AIM OF THE EXERCISE → Write out all the entries word for word and omit any pictures.

RECORD SET →
#####

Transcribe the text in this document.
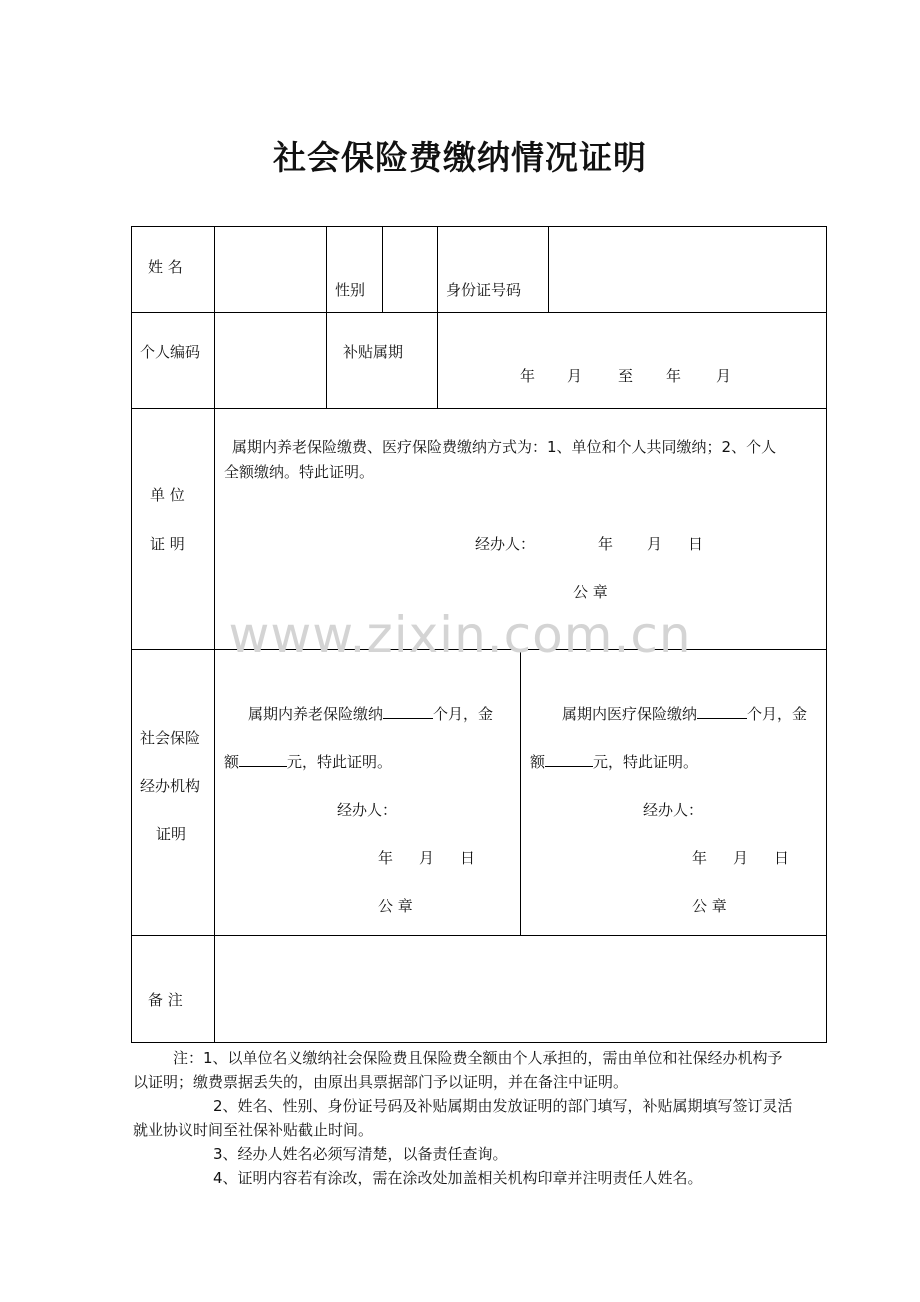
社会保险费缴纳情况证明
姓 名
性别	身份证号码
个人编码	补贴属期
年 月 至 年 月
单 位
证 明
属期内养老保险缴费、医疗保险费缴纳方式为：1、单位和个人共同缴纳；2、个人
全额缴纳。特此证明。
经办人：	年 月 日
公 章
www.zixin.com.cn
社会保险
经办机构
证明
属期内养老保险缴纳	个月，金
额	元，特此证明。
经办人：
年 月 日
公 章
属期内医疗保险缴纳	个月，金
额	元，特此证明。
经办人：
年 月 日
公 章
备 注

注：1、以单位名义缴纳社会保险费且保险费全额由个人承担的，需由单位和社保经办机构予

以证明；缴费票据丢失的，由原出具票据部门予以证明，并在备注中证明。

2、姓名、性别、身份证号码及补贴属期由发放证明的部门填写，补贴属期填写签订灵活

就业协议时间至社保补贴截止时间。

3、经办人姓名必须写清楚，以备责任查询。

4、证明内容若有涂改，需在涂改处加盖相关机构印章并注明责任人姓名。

#####

FINISHED EXERCISE →
Transcribe the text in this document.
社会保险费缴纳情况证明
姓 名
性别	身份证号码
个人编码	补贴属期
年 月 至 年 月
单 位
证 明
属期内养老保险缴费、医疗保险费缴纳方式为：1、单位和个人共同缴纳；2、个人
全额缴纳。特此证明。
经办人：	年 月 日
公 章
www.zixin.com.cn
社会保险
经办机构
证明
属期内养老保险缴纳	个月，金
额	元，特此证明。
经办人：
年 月 日
公 章
属期内医疗保险缴纳	个月，金
额	元，特此证明。
经办人：
年 月 日
公 章
备 注

注：1、以单位名义缴纳社会保险费且保险费全额由个人承担的，需由单位和社保经办机构予

以证明；缴费票据丢失的，由原出具票据部门予以证明，并在备注中证明。

2、姓名、性别、身份证号码及补贴属期由发放证明的部门填写，补贴属期填写签订灵活

就业协议时间至社保补贴截止时间。

3、经办人姓名必须写清楚，以备责任查询。

4、证明内容若有涂改，需在涂改处加盖相关机构印章并注明责任人姓名。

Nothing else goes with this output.